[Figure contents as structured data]
•••

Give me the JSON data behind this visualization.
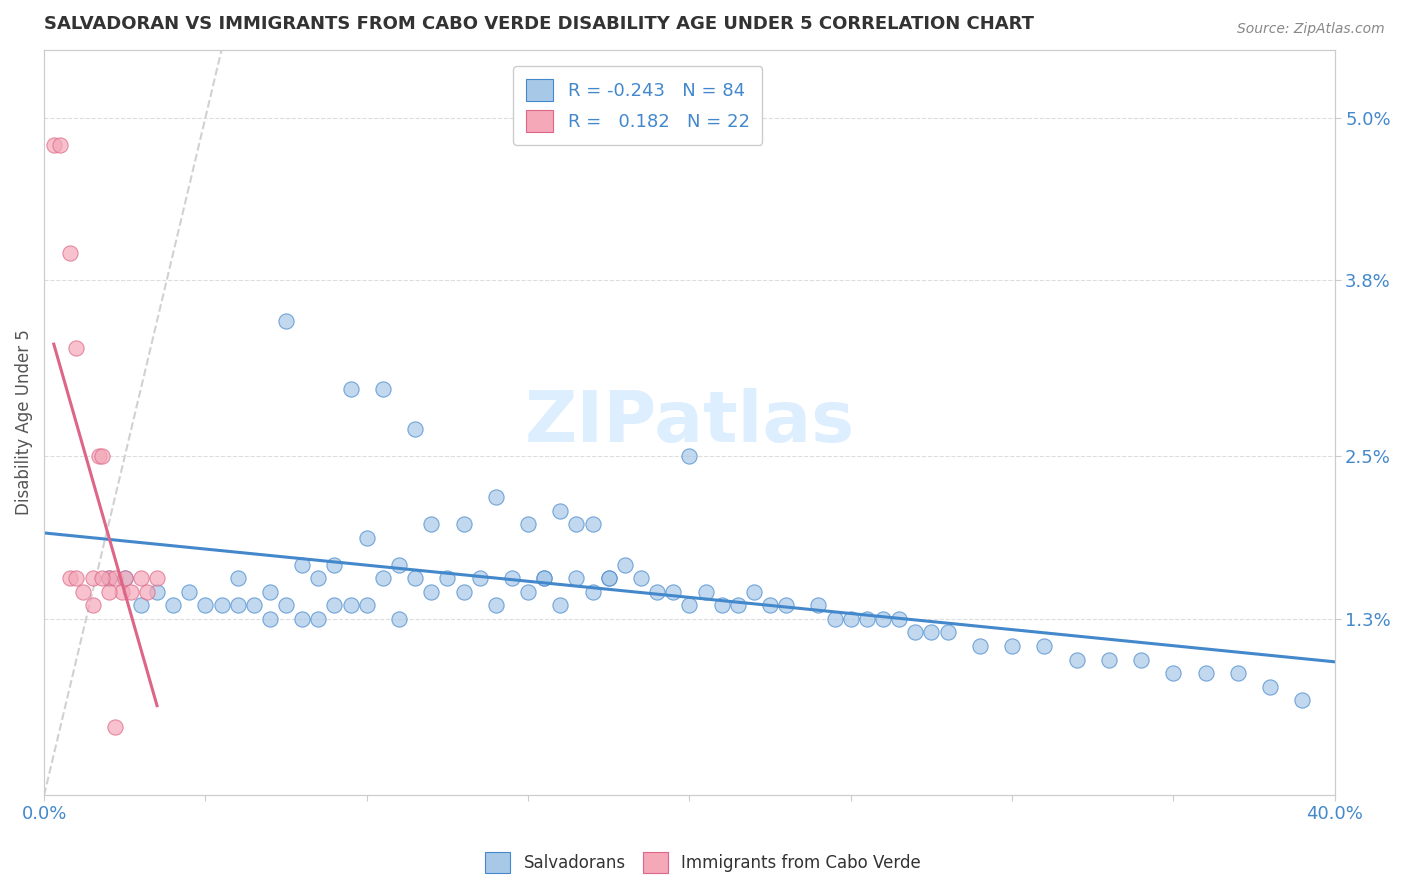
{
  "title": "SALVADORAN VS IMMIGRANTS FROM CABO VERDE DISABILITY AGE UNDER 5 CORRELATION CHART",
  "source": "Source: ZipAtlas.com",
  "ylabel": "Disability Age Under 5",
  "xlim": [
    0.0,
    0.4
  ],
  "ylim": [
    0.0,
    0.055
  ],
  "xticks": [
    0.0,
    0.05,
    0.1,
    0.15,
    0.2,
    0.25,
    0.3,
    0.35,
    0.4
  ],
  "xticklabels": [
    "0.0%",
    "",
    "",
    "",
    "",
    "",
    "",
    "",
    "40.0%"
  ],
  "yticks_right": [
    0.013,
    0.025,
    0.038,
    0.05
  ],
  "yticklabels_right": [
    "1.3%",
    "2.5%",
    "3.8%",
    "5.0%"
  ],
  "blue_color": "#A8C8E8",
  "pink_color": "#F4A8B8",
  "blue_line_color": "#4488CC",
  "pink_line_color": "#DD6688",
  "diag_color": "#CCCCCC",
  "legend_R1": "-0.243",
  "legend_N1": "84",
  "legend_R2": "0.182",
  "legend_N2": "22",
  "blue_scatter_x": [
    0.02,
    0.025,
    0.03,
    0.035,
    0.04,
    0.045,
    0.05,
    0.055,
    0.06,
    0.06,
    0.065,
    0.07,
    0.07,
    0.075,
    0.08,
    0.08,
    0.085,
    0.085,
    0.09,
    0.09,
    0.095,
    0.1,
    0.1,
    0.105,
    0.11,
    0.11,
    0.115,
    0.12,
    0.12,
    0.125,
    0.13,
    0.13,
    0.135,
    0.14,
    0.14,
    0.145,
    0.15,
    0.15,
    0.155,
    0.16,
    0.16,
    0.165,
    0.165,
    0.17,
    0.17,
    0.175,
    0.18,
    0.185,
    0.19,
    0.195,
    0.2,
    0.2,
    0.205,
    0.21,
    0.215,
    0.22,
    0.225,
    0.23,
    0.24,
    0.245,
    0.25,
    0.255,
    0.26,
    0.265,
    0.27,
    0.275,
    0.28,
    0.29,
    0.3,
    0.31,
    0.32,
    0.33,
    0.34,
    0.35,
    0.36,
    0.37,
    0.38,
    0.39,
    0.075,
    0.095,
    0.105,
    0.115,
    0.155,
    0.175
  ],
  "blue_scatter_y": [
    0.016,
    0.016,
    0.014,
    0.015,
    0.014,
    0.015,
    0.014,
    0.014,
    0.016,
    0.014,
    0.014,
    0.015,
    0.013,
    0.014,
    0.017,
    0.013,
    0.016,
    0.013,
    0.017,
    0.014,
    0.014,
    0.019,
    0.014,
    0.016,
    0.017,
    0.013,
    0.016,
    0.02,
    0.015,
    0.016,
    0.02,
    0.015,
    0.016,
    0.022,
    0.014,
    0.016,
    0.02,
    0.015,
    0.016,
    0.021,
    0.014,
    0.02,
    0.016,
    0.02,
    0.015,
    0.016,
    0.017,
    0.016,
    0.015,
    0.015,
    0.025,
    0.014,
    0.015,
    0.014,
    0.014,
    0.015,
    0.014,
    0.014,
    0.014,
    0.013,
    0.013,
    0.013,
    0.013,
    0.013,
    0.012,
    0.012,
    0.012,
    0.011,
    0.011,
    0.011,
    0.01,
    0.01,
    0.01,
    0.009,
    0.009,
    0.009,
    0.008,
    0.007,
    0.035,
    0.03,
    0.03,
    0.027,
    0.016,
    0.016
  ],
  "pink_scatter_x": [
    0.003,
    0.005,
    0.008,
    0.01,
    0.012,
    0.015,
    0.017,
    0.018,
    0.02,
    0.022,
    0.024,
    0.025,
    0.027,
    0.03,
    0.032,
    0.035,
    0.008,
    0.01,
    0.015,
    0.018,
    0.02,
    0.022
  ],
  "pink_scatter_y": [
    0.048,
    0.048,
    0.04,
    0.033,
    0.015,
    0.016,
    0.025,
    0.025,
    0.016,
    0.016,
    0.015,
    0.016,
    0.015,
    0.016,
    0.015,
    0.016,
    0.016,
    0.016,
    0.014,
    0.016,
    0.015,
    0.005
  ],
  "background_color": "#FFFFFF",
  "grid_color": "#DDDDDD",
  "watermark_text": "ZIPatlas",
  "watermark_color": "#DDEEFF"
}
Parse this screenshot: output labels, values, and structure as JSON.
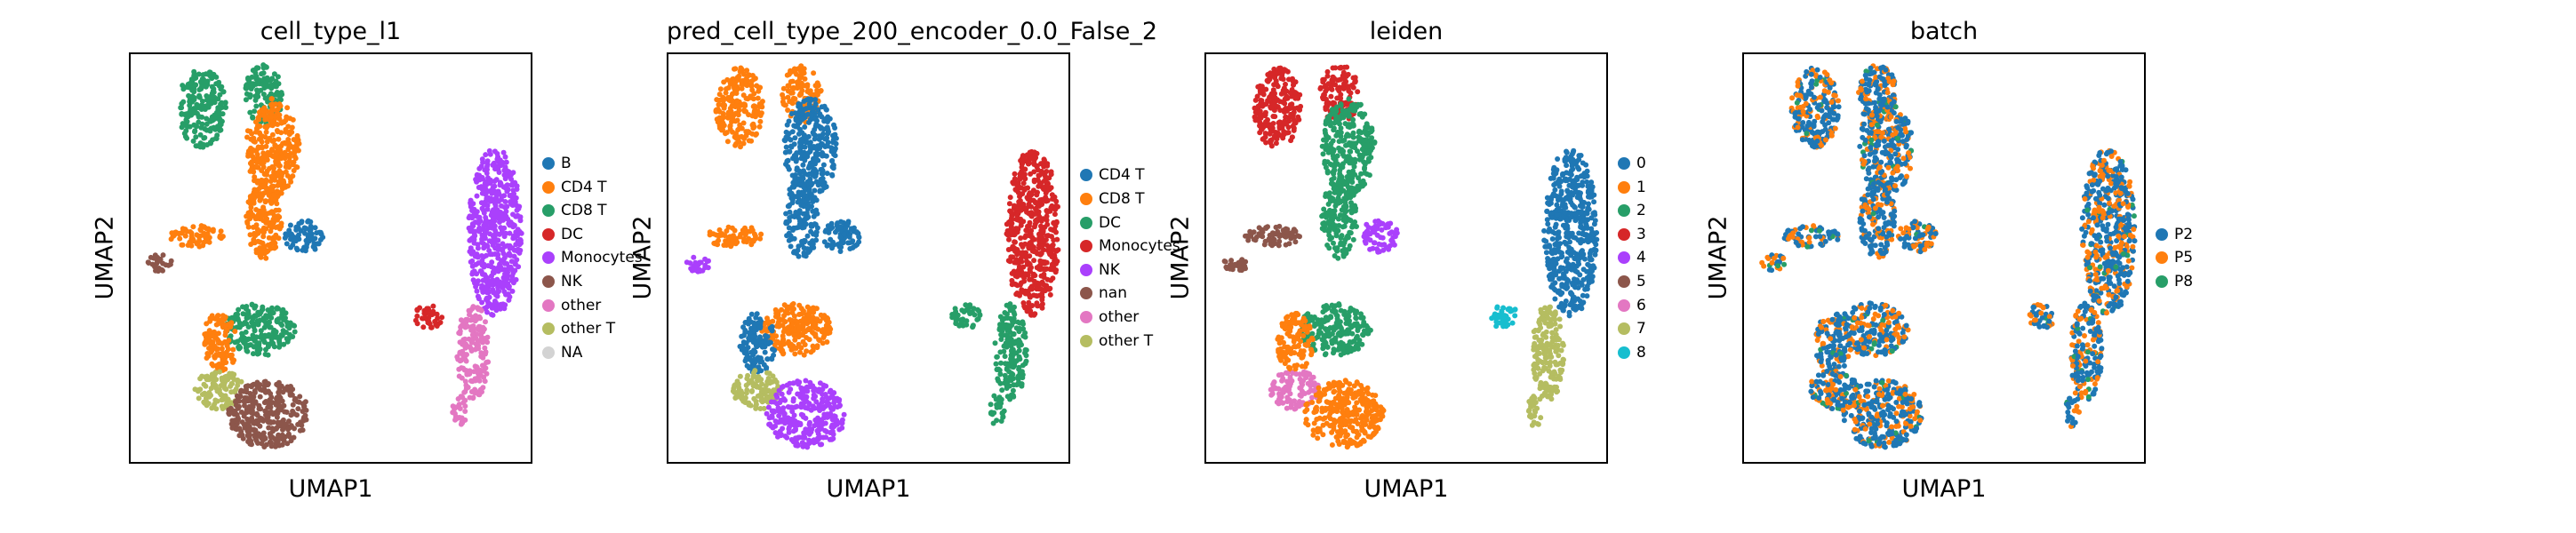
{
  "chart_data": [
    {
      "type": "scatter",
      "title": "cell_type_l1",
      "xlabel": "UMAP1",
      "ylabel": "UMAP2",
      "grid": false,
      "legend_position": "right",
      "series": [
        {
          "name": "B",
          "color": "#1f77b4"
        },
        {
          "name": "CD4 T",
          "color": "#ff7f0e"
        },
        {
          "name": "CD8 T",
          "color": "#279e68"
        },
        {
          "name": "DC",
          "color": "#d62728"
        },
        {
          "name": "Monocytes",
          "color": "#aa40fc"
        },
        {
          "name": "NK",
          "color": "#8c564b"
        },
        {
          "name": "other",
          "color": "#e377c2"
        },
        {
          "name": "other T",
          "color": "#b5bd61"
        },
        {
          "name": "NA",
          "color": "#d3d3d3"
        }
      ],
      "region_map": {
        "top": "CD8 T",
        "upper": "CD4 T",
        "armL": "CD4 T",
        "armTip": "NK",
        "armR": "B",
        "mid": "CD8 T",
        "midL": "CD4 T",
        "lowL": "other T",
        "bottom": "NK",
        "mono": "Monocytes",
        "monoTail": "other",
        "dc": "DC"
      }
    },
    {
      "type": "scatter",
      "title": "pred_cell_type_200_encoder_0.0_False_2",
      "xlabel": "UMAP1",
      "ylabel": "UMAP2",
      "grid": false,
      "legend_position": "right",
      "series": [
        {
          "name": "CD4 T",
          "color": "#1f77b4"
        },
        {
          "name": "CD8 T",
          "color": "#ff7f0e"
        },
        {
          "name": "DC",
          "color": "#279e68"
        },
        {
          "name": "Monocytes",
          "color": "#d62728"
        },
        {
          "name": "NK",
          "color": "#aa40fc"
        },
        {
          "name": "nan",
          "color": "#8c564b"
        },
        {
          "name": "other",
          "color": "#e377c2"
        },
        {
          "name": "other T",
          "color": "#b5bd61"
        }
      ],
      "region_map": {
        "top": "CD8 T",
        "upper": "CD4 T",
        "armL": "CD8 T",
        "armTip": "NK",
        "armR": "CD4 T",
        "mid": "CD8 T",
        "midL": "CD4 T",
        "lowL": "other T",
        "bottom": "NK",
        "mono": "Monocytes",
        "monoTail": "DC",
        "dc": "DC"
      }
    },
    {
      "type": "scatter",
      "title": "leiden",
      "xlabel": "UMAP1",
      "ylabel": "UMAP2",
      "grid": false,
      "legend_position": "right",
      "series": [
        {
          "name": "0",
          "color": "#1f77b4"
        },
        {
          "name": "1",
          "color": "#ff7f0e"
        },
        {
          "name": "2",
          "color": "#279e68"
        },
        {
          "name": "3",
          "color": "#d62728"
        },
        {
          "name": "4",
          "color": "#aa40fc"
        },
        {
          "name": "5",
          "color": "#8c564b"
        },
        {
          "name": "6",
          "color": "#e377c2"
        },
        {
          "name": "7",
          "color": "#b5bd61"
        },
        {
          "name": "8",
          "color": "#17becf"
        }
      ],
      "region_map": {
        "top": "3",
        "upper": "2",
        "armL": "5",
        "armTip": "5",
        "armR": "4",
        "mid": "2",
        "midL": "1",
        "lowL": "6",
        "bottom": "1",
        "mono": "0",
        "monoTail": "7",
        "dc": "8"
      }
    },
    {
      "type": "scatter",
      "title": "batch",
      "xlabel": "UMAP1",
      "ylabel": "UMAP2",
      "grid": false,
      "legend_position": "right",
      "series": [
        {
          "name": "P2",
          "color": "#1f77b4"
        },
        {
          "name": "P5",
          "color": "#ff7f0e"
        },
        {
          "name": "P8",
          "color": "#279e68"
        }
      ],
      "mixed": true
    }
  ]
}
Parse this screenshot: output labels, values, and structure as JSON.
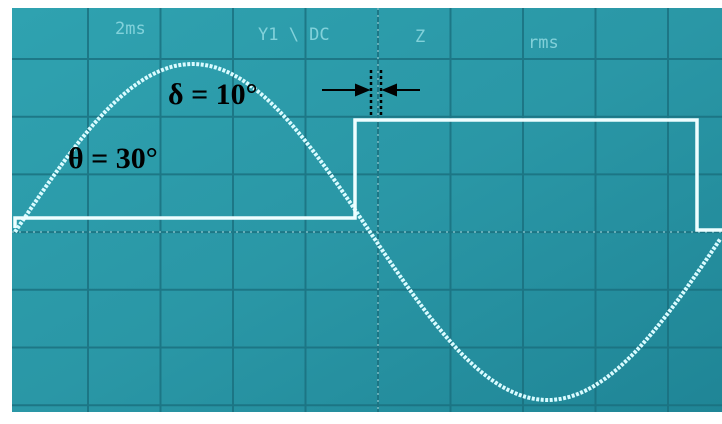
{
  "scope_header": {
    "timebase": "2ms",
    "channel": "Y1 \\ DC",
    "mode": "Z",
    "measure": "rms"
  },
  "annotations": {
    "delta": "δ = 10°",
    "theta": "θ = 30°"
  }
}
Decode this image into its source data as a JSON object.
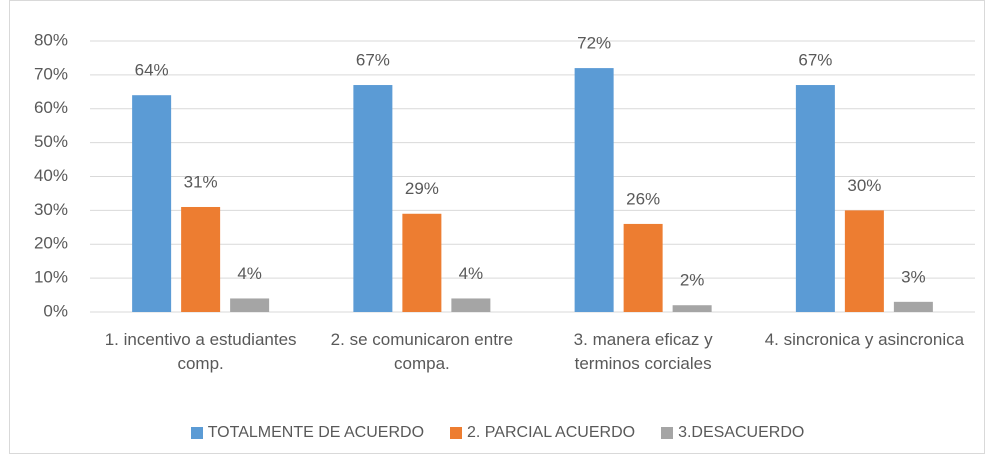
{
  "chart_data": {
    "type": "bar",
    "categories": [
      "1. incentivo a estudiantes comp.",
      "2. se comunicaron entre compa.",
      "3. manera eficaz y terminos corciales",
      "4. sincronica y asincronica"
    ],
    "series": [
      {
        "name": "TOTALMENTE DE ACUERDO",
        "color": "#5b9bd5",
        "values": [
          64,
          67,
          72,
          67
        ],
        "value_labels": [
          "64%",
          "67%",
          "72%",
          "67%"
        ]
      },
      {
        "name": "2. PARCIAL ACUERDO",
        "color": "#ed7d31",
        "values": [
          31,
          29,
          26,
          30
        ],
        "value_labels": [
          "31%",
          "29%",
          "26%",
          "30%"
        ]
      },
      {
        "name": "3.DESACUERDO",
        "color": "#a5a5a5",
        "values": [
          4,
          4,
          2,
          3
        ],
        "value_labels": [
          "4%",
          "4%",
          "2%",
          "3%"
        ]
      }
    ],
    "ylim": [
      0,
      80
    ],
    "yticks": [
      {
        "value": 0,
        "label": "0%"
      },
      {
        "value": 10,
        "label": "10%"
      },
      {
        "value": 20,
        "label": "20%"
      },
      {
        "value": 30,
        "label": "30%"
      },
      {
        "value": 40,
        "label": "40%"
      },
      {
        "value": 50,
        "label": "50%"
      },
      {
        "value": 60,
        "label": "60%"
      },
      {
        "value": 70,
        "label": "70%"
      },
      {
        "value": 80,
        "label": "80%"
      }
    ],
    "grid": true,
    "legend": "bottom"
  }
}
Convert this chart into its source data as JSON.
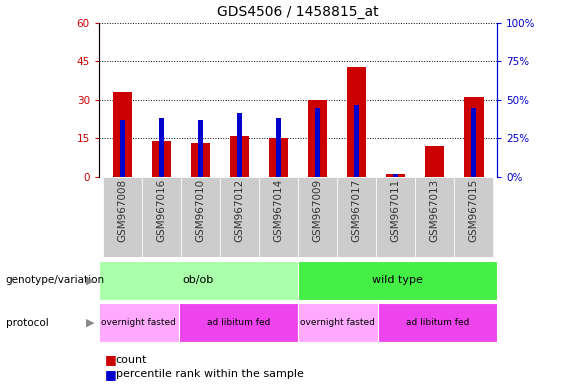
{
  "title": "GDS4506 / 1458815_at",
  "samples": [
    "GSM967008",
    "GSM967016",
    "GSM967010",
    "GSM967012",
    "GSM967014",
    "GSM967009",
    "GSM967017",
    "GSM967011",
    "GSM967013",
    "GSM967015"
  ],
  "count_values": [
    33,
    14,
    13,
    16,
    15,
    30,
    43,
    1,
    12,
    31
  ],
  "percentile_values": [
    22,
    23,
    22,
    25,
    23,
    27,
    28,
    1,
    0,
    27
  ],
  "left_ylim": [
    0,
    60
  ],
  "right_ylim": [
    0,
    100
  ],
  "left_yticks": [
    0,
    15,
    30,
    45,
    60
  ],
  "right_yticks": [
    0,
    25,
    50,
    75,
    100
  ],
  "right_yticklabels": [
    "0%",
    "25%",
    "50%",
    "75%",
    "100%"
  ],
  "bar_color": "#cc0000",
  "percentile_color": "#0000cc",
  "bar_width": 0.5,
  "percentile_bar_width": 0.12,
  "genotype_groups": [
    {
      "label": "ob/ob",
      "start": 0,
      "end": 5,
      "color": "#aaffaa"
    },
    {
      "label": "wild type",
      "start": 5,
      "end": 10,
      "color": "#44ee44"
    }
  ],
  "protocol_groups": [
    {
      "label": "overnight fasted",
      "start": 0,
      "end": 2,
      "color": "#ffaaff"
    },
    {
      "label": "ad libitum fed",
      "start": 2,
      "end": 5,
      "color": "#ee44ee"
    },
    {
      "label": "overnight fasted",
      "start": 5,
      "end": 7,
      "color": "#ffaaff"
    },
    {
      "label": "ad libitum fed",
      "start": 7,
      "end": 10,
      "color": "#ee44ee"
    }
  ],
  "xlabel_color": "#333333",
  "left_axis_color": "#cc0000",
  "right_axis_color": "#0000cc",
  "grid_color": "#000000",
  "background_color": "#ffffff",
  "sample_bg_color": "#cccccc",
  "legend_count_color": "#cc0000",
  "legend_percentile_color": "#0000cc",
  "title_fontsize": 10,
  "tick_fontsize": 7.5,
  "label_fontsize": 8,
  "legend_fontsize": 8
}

•••

Beginning with the line that holds "Convert this chart" and ending with the last line of the material above, extract every line exactly, pictures excluded.

*CORRECT ANSWER*.
Convert this chart into its source data as JSON.
{
  "title": "GDS4506 / 1458815_at",
  "samples": [
    "GSM967008",
    "GSM967016",
    "GSM967010",
    "GSM967012",
    "GSM967014",
    "GSM967009",
    "GSM967017",
    "GSM967011",
    "GSM967013",
    "GSM967015"
  ],
  "count_values": [
    33,
    14,
    13,
    16,
    15,
    30,
    43,
    1,
    12,
    31
  ],
  "percentile_values": [
    22,
    23,
    22,
    25,
    23,
    27,
    28,
    1,
    0,
    27
  ],
  "left_ylim": [
    0,
    60
  ],
  "right_ylim": [
    0,
    100
  ],
  "left_yticks": [
    0,
    15,
    30,
    45,
    60
  ],
  "right_yticks": [
    0,
    25,
    50,
    75,
    100
  ],
  "right_yticklabels": [
    "0%",
    "25%",
    "50%",
    "75%",
    "100%"
  ],
  "bar_color": "#cc0000",
  "percentile_color": "#0000cc",
  "bar_width": 0.5,
  "percentile_bar_width": 0.12,
  "genotype_groups": [
    {
      "label": "ob/ob",
      "start": 0,
      "end": 5,
      "color": "#aaffaa"
    },
    {
      "label": "wild type",
      "start": 5,
      "end": 10,
      "color": "#44ee44"
    }
  ],
  "protocol_groups": [
    {
      "label": "overnight fasted",
      "start": 0,
      "end": 2,
      "color": "#ffaaff"
    },
    {
      "label": "ad libitum fed",
      "start": 2,
      "end": 5,
      "color": "#ee44ee"
    },
    {
      "label": "overnight fasted",
      "start": 5,
      "end": 7,
      "color": "#ffaaff"
    },
    {
      "label": "ad libitum fed",
      "start": 7,
      "end": 10,
      "color": "#ee44ee"
    }
  ],
  "xlabel_color": "#333333",
  "left_axis_color": "#cc0000",
  "right_axis_color": "#0000cc",
  "grid_color": "#000000",
  "background_color": "#ffffff",
  "sample_bg_color": "#cccccc",
  "legend_count_color": "#cc0000",
  "legend_percentile_color": "#0000cc",
  "title_fontsize": 10,
  "tick_fontsize": 7.5,
  "label_fontsize": 8,
  "legend_fontsize": 8
}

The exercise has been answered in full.